**WRITTEN EXERCISE:** Exactly as written, please set down all of the entries again, with no pictures.

Extracted data entries
>> BEGIN

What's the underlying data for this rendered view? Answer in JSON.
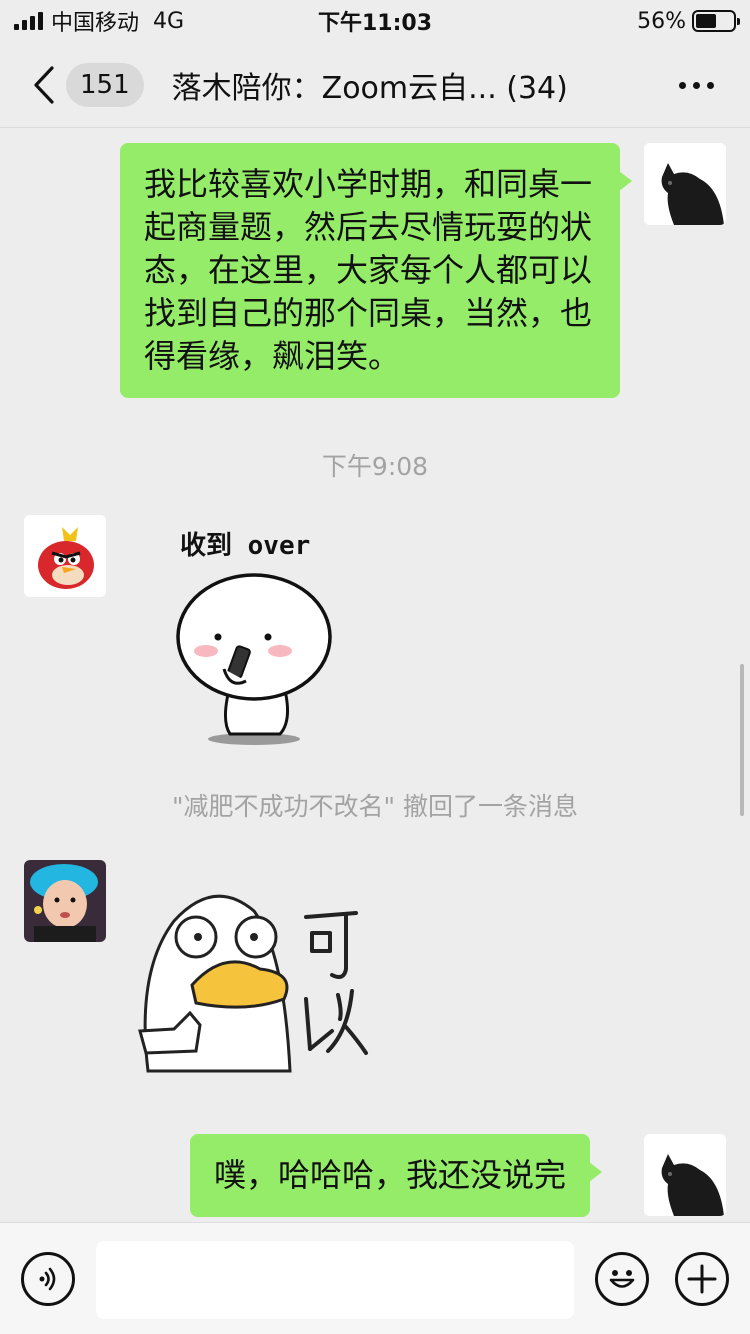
{
  "status_bar": {
    "carrier": "中国移动",
    "network": "4G",
    "time": "下午11:03",
    "battery_percent": "56%",
    "battery_level": 0.56
  },
  "nav": {
    "unread_count": "151",
    "title": "落木陪你：Zoom云自... (34)",
    "back_icon": "chevron-left-icon",
    "more_icon": "more-dots-icon"
  },
  "messages": {
    "msg1_text": "我比较喜欢小学时期，和同桌一起商量题，然后去尽情玩耍的状态，在这里，大家每个人都可以找到自己的那个同桌，当然，也得看缘，飙泪笑。",
    "timestamp1": "下午9:08",
    "sticker1_caption": "收到 over",
    "system_msg": "\"减肥不成功不改名\" 撤回了一条消息",
    "sticker2_caption": "可以",
    "msg2_text": "噗，哈哈哈，我还没说完"
  },
  "input_bar": {
    "voice_icon": "voice-icon",
    "emoji_icon": "emoji-icon",
    "plus_icon": "plus-icon",
    "input_placeholder": ""
  },
  "colors": {
    "bubble_green": "#95ec69",
    "background": "#ededed"
  }
}
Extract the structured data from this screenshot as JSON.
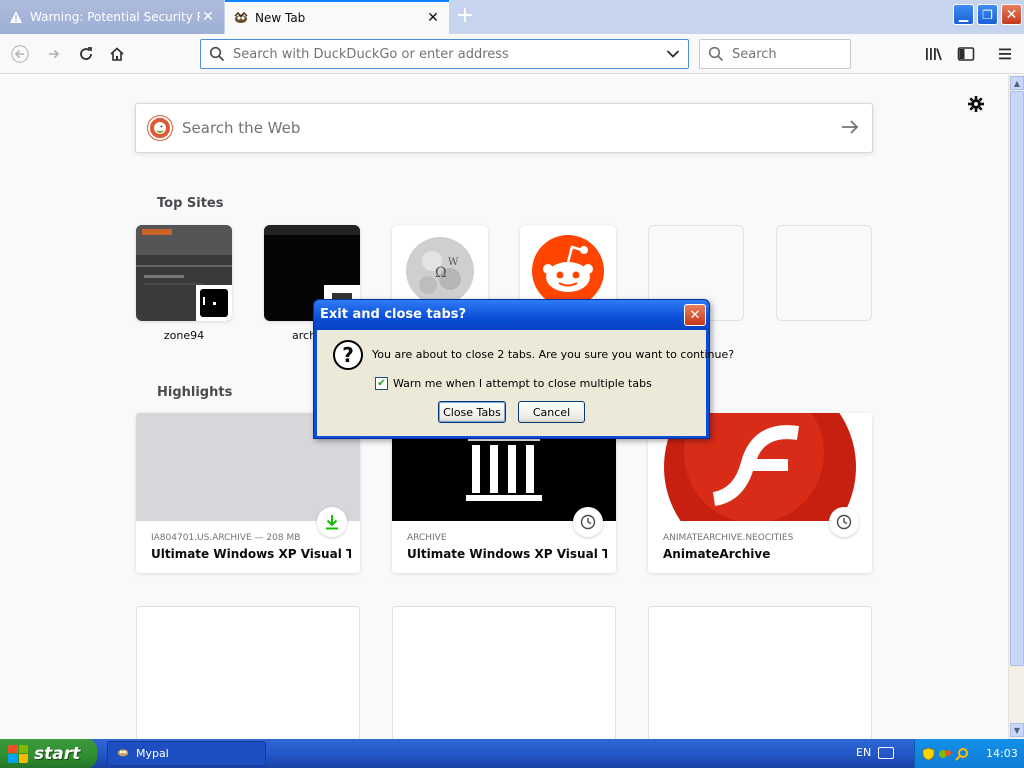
{
  "tabs": [
    {
      "label": "Warning: Potential Security Risk Ah",
      "active": false,
      "icon": "warning-icon"
    },
    {
      "label": "New Tab",
      "active": true,
      "icon": "mypal-icon"
    }
  ],
  "window_controls": {
    "minimize": "minimize-icon",
    "maximize": "restore-icon",
    "close": "close-icon"
  },
  "toolbar": {
    "url_placeholder": "Search with DuckDuckGo or enter address",
    "search_placeholder": "Search"
  },
  "newtab": {
    "search_placeholder": "Search the Web",
    "top_sites_title": "Top Sites",
    "highlights_title": "Highlights",
    "top_sites": [
      {
        "title": "zone94",
        "thumb": "dark-gif"
      },
      {
        "title": "archive",
        "thumb": "black"
      },
      {
        "title": "",
        "thumb": "wikipedia"
      },
      {
        "title": "",
        "thumb": "reddit"
      },
      {
        "title": "",
        "thumb": "empty"
      },
      {
        "title": "",
        "thumb": "empty"
      }
    ],
    "highlights": [
      {
        "source": "IA804701.US.ARCHIVE — 208 MB",
        "title": "Ultimate Windows XP Visual The...",
        "badge": "download-icon",
        "image": "gray"
      },
      {
        "source": "ARCHIVE",
        "title": "Ultimate Windows XP Visual The...",
        "badge": "clock-icon",
        "image": "archive-logo"
      },
      {
        "source": "ANIMATEARCHIVE.NEOCITIES",
        "title": "AnimateArchive",
        "badge": "clock-icon",
        "image": "flash-logo"
      }
    ]
  },
  "dialog": {
    "title": "Exit and close tabs?",
    "message": "You are about to close 2 tabs. Are you sure you want to continue?",
    "checkbox_label": "Warn me when I attempt to close multiple tabs",
    "checkbox_checked": true,
    "primary_button": "Close Tabs",
    "cancel_button": "Cancel"
  },
  "taskbar": {
    "start_label": "start",
    "task_label": "Mypal",
    "language": "EN",
    "clock": "14:03"
  },
  "colors": {
    "accent": "#0a84ff",
    "xp_blue": "#2457c8",
    "start_green": "#2f8f2f",
    "reddit": "#ff4500",
    "flash_red": "#c82010"
  }
}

>> END

**TASK RESULT:**
What's the underlying data for this rendered view? Answer in JSON.
{
  "status_bar": {
    "carrier": "中国移动",
    "network": "4G",
    "time": "下午11:03",
    "battery_percent": "56%",
    "battery_level": 0.56
  },
  "nav": {
    "unread_count": "151",
    "title": "落木陪你：Zoom云自... (34)",
    "back_icon": "chevron-left-icon",
    "more_icon": "more-dots-icon"
  },
  "messages": {
    "msg1_text": "我比较喜欢小学时期，和同桌一起商量题，然后去尽情玩耍的状态，在这里，大家每个人都可以找到自己的那个同桌，当然，也得看缘，飙泪笑。",
    "timestamp1": "下午9:08",
    "sticker1_caption": "收到 over",
    "system_msg": "\"减肥不成功不改名\" 撤回了一条消息",
    "sticker2_caption": "可以",
    "msg2_text": "噗，哈哈哈，我还没说完"
  },
  "input_bar": {
    "voice_icon": "voice-icon",
    "emoji_icon": "emoji-icon",
    "plus_icon": "plus-icon",
    "input_placeholder": ""
  },
  "colors": {
    "bubble_green": "#95ec69",
    "background": "#ededed"
  }
}
Extract the structured data from this screenshot as JSON.
{
  "tabs": [
    {
      "label": "Warning: Potential Security Risk Ah",
      "active": false,
      "icon": "warning-icon"
    },
    {
      "label": "New Tab",
      "active": true,
      "icon": "mypal-icon"
    }
  ],
  "window_controls": {
    "minimize": "minimize-icon",
    "maximize": "restore-icon",
    "close": "close-icon"
  },
  "toolbar": {
    "url_placeholder": "Search with DuckDuckGo or enter address",
    "search_placeholder": "Search"
  },
  "newtab": {
    "search_placeholder": "Search the Web",
    "top_sites_title": "Top Sites",
    "highlights_title": "Highlights",
    "top_sites": [
      {
        "title": "zone94",
        "thumb": "dark-gif"
      },
      {
        "title": "archive",
        "thumb": "black"
      },
      {
        "title": "",
        "thumb": "wikipedia"
      },
      {
        "title": "",
        "thumb": "reddit"
      },
      {
        "title": "",
        "thumb": "empty"
      },
      {
        "title": "",
        "thumb": "empty"
      }
    ],
    "highlights": [
      {
        "source": "IA804701.US.ARCHIVE — 208 MB",
        "title": "Ultimate Windows XP Visual The...",
        "badge": "download-icon",
        "image": "gray"
      },
      {
        "source": "ARCHIVE",
        "title": "Ultimate Windows XP Visual The...",
        "badge": "clock-icon",
        "image": "archive-logo"
      },
      {
        "source": "ANIMATEARCHIVE.NEOCITIES",
        "title": "AnimateArchive",
        "badge": "clock-icon",
        "image": "flash-logo"
      }
    ]
  },
  "dialog": {
    "title": "Exit and close tabs?",
    "message": "You are about to close 2 tabs. Are you sure you want to continue?",
    "checkbox_label": "Warn me when I attempt to close multiple tabs",
    "checkbox_checked": true,
    "primary_button": "Close Tabs",
    "cancel_button": "Cancel"
  },
  "taskbar": {
    "start_label": "start",
    "task_label": "Mypal",
    "language": "EN",
    "clock": "14:03"
  },
  "colors": {
    "accent": "#0a84ff",
    "xp_blue": "#2457c8",
    "start_green": "#2f8f2f",
    "reddit": "#ff4500",
    "flash_red": "#c82010"
  }
}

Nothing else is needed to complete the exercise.